» Text to read

________________

A Light Goes out in New Zealand

Article excerpt

I have often referred to New Zealand's 1991 Employment Contracts Act (ECA) as a model of voluntary unionism that we in the United States would be wise to emulate. Notwithstanding its shortcomings-including its mandatory personal grievance provisions, its creation of the specialist Employment Court, and its failure to do anything about the minimum-wage law-the ECA made the employment relationship in New Zealand a matter of voluntary exchange for most workers and most employers on most issues.

It stripped unions of most of the special privileges and immunities they enjoyed before 1991, which placed them above the rule of law. Unions, like everyone else, were made subject to the common law of property, contract, and tort. Unions could represent only their voluntary members, and workers could choose union or nonunion third parties to represent them or could choose to represent themselves. Like unions, nonunion third parties could represent only those workers who contracted with them to do so. Bargaining was wholly voluntary. No unions, nonunion representatives, employers, or individual workers could be forced to bargain with any other party against their will. There was true freedom of association, which includes the right not to associate, for all parties in New Zealand labor markets. Freed from compulsory unionism, most New Zealand workers chose to be union-free. Between 1991 and 1999 the percentage of workers represented by unions fell from 50 to 20 percent. Employment growth accelerated, unemployment plunged, average real wages increased, and strikes almost disappeared. Public opinion polls indicated substantial and growing support for the ECA throughout the period.

________________

» Data extract
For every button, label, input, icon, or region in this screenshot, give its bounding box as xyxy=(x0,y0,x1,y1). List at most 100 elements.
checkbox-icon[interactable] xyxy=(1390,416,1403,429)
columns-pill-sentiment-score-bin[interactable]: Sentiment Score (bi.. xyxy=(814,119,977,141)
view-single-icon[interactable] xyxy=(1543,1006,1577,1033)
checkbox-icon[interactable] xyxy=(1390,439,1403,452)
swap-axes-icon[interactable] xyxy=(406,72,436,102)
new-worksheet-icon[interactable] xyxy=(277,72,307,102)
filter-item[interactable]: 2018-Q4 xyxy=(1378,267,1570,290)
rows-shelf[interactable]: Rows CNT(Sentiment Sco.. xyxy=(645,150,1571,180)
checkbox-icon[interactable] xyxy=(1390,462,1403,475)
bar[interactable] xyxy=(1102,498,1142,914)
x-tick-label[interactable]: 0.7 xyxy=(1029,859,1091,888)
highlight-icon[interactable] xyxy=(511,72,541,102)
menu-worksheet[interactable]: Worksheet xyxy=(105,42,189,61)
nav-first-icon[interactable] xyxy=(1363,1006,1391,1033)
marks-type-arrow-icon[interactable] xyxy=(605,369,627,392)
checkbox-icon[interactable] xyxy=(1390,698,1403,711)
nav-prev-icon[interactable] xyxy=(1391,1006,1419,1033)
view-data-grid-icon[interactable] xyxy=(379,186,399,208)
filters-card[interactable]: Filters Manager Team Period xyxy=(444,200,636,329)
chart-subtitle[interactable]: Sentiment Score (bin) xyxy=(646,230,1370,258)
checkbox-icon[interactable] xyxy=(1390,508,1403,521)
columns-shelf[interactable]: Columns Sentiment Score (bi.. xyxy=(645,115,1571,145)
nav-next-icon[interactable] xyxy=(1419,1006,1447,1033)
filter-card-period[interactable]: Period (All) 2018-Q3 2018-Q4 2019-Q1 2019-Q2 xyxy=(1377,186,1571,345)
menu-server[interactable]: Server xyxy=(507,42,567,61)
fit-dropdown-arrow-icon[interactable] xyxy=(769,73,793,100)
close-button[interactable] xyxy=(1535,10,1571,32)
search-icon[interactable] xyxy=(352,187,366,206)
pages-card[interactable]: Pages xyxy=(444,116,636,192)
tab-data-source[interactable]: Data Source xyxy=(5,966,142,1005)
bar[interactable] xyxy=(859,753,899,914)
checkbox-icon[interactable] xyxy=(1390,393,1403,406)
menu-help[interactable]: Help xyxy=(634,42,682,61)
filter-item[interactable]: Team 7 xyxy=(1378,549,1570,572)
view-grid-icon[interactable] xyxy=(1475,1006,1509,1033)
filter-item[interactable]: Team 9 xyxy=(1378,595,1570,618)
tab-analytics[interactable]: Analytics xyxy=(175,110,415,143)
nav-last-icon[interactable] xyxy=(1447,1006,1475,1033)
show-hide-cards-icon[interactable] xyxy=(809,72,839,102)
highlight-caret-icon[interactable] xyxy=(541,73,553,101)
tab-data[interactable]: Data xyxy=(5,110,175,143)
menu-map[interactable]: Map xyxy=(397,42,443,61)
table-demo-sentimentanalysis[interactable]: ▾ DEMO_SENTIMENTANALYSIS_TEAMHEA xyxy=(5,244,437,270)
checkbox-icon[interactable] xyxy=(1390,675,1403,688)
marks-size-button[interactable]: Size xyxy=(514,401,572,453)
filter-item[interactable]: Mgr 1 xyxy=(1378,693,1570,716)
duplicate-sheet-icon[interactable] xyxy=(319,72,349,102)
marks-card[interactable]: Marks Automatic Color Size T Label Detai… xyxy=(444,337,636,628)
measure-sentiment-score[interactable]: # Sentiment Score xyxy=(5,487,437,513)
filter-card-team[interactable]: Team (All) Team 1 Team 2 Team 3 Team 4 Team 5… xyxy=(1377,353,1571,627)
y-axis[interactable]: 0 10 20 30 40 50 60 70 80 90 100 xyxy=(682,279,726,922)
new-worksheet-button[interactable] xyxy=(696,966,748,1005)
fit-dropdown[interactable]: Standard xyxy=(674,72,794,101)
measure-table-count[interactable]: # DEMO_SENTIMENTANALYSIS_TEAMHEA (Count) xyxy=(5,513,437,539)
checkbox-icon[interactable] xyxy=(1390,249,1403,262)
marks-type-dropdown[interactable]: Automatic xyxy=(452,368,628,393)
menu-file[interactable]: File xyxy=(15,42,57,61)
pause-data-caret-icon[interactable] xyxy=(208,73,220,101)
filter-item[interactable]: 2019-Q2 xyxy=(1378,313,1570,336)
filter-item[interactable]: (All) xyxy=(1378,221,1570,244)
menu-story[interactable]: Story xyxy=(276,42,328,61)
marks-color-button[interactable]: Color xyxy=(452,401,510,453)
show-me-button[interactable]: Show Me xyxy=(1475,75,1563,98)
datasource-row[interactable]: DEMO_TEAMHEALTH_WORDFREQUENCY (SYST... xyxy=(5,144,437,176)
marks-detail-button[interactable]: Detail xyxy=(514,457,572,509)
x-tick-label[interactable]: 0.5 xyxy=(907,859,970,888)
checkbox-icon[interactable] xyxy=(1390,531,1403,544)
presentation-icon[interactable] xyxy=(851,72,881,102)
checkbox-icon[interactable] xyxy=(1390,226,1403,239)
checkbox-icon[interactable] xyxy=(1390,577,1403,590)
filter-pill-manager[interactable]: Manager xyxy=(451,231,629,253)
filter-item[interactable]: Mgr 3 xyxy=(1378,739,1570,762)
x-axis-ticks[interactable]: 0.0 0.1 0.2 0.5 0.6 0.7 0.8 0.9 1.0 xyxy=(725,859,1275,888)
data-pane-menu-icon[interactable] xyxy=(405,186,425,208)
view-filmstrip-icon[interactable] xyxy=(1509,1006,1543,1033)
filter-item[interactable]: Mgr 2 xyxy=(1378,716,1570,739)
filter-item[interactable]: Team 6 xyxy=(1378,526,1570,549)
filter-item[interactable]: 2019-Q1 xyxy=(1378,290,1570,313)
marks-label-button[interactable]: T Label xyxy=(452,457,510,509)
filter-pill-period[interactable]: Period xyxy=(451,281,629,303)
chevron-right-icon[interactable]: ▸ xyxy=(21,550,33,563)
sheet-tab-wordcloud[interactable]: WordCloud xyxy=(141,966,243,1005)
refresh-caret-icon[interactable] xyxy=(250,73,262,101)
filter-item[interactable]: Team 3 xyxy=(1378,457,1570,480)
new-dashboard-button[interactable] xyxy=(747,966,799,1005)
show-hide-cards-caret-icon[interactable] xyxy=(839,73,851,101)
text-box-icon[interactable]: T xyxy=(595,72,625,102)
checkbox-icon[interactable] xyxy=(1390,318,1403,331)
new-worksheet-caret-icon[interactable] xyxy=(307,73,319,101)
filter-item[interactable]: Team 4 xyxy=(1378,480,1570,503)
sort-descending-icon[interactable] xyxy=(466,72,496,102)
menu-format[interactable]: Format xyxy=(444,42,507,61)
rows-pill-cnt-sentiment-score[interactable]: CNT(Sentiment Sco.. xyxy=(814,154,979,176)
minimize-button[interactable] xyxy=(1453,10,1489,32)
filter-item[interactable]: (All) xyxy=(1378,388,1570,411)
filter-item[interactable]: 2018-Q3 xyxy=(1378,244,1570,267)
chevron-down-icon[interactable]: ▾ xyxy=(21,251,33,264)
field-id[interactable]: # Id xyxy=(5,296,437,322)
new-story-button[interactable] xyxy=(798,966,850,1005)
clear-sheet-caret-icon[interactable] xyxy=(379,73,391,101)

________________

» Written request 1
Print the rows from their first line through the line that contains "nav-first-icon[interactable] xyxy=(1363,1006,1391,1033)", including both of those lines, reproducing each one unchanged.
» Written request 2
Pick up the article on New Zealand's Employment Contracts Act after its final sentence and continue writing it.

» Task result 1
For every button, label, input, icon, or region in this screenshot, give its bounding box as xyxy=(x0,y0,x1,y1). List at most 100 elements.
checkbox-icon[interactable] xyxy=(1390,416,1403,429)
columns-pill-sentiment-score-bin[interactable]: Sentiment Score (bi.. xyxy=(814,119,977,141)
view-single-icon[interactable] xyxy=(1543,1006,1577,1033)
checkbox-icon[interactable] xyxy=(1390,439,1403,452)
swap-axes-icon[interactable] xyxy=(406,72,436,102)
new-worksheet-icon[interactable] xyxy=(277,72,307,102)
filter-item[interactable]: 2018-Q4 xyxy=(1378,267,1570,290)
rows-shelf[interactable]: Rows CNT(Sentiment Sco.. xyxy=(645,150,1571,180)
checkbox-icon[interactable] xyxy=(1390,462,1403,475)
bar[interactable] xyxy=(1102,498,1142,914)
x-tick-label[interactable]: 0.7 xyxy=(1029,859,1091,888)
highlight-icon[interactable] xyxy=(511,72,541,102)
menu-worksheet[interactable]: Worksheet xyxy=(105,42,189,61)
nav-first-icon[interactable] xyxy=(1363,1006,1391,1033)

» Task result 2
The Unions Strike Back

Union leaders, of course, abhorred ECA. Their declining market share meant fewer and fewer dollars came into their treasuries and more and more workers, journalists, and politicians were losing interest in what union leaders had to say about anything. Threatened with penury and irrelevance, union bosses pulled out all stops to return the Labour Party to power in the 1999 elections. They were assisted by the incumbent National Party government that seemed to have run out of all its reformist energy and had nothing new to offer. Labour and its coalition partner, the Alliance, won the election, giving the impression they would make only minor changes to ECA. However, it didn't take long for the union bosses to present their IOUs. At the unions' behest the coalition government cobbled together the Employment Relations Act (ERA), which became law August 1.

ERA turns the clock back to the days of special privileges and immunities for unions. Its authors adopted many of the bad features of our National Labor Relations Act (NLRA) and came up with some equally bad features of their own.

Worker Choice. Unlike NLRA, ERA still permits individual workers to opt out of union representation, but it stacks the decks against that option. ERA says that a union may consist of as few as two employees; and all employers, whether unionized or union-free, are forced to allow union organizers on their property to recruit workers. Unions, and only unions, have this privilege.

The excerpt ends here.